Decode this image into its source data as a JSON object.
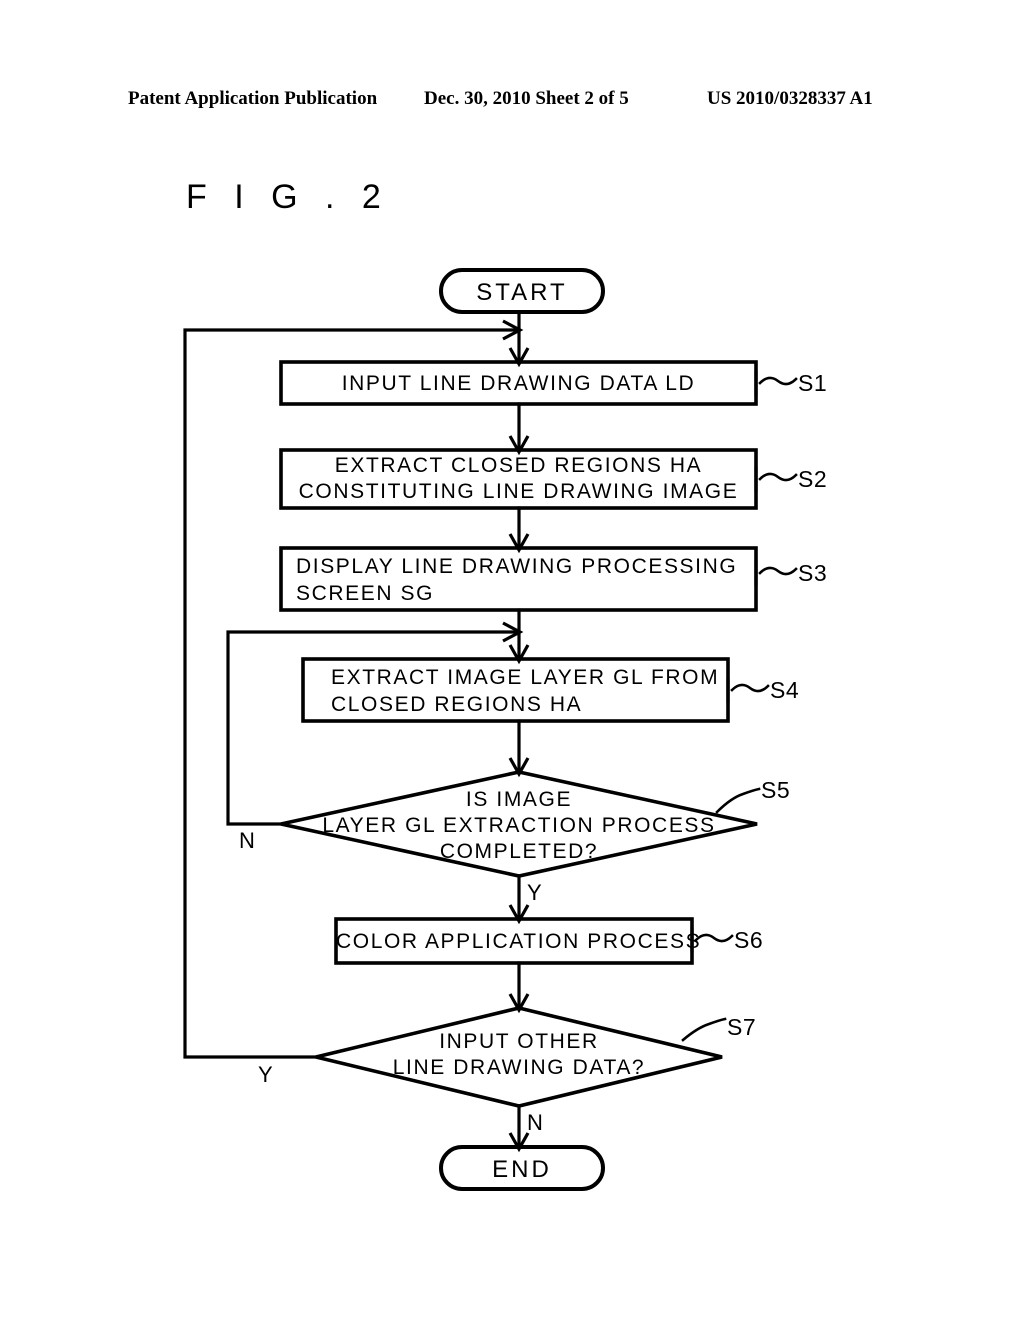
{
  "header": {
    "publication": "Patent Application Publication",
    "date_sheet": "Dec. 30, 2010   Sheet 2 of 5",
    "patent_number": "US 2010/0328337 A1"
  },
  "figure": {
    "label": "F I G . 2"
  },
  "flowchart": {
    "start": {
      "text": "START"
    },
    "end": {
      "text": "END"
    },
    "steps": [
      {
        "id": "S1",
        "ref": "S1",
        "shape": "process",
        "align": "center",
        "lines": [
          "INPUT LINE DRAWING DATA LD"
        ]
      },
      {
        "id": "S2",
        "ref": "S2",
        "shape": "process",
        "align": "center",
        "lines": [
          "EXTRACT CLOSED REGIONS HA",
          "CONSTITUTING LINE DRAWING IMAGE"
        ]
      },
      {
        "id": "S3",
        "ref": "S3",
        "shape": "process",
        "align": "left",
        "lines": [
          "DISPLAY LINE DRAWING PROCESSING",
          "SCREEN SG"
        ]
      },
      {
        "id": "S4",
        "ref": "S4",
        "shape": "process",
        "align": "left",
        "lines": [
          "EXTRACT IMAGE LAYER GL FROM",
          "CLOSED REGIONS HA"
        ]
      },
      {
        "id": "S5",
        "ref": "S5",
        "shape": "decision",
        "align": "center",
        "lines": [
          "IS IMAGE",
          "LAYER GL EXTRACTION PROCESS",
          "COMPLETED?"
        ]
      },
      {
        "id": "S6",
        "ref": "S6",
        "shape": "process",
        "align": "center",
        "lines": [
          "COLOR APPLICATION PROCESS"
        ]
      },
      {
        "id": "S7",
        "ref": "S7",
        "shape": "decision",
        "align": "center",
        "lines": [
          "INPUT OTHER",
          "LINE DRAWING DATA?"
        ]
      }
    ],
    "branch_labels": {
      "s5_no": "N",
      "s5_yes": "Y",
      "s7_yes": "Y",
      "s7_no": "N"
    }
  },
  "colors": {
    "ink": "#000000",
    "paper": "#ffffff"
  }
}
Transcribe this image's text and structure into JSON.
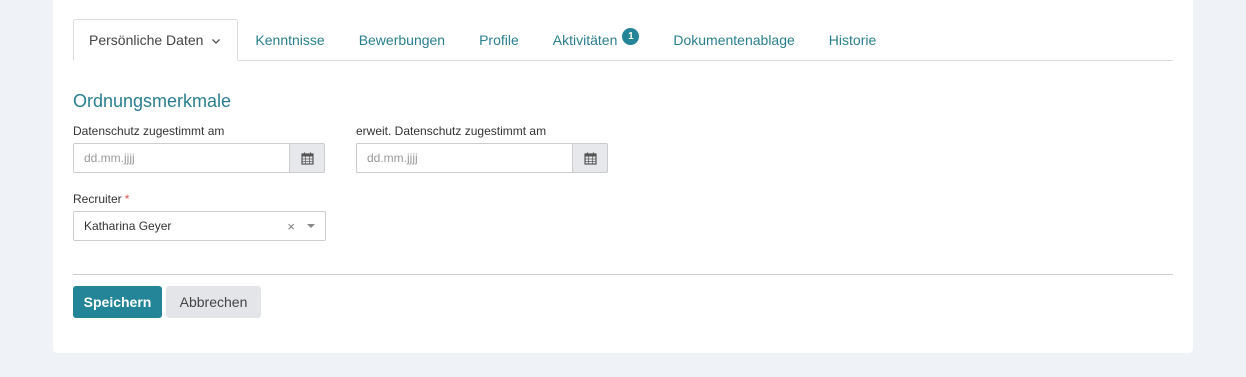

____________________

Using the listing, collect all lines in which the string "INPUT" is found.

◆ **The output**:
          "INPUT LINE DRAWING DATA LD"
          "INPUT OTHER",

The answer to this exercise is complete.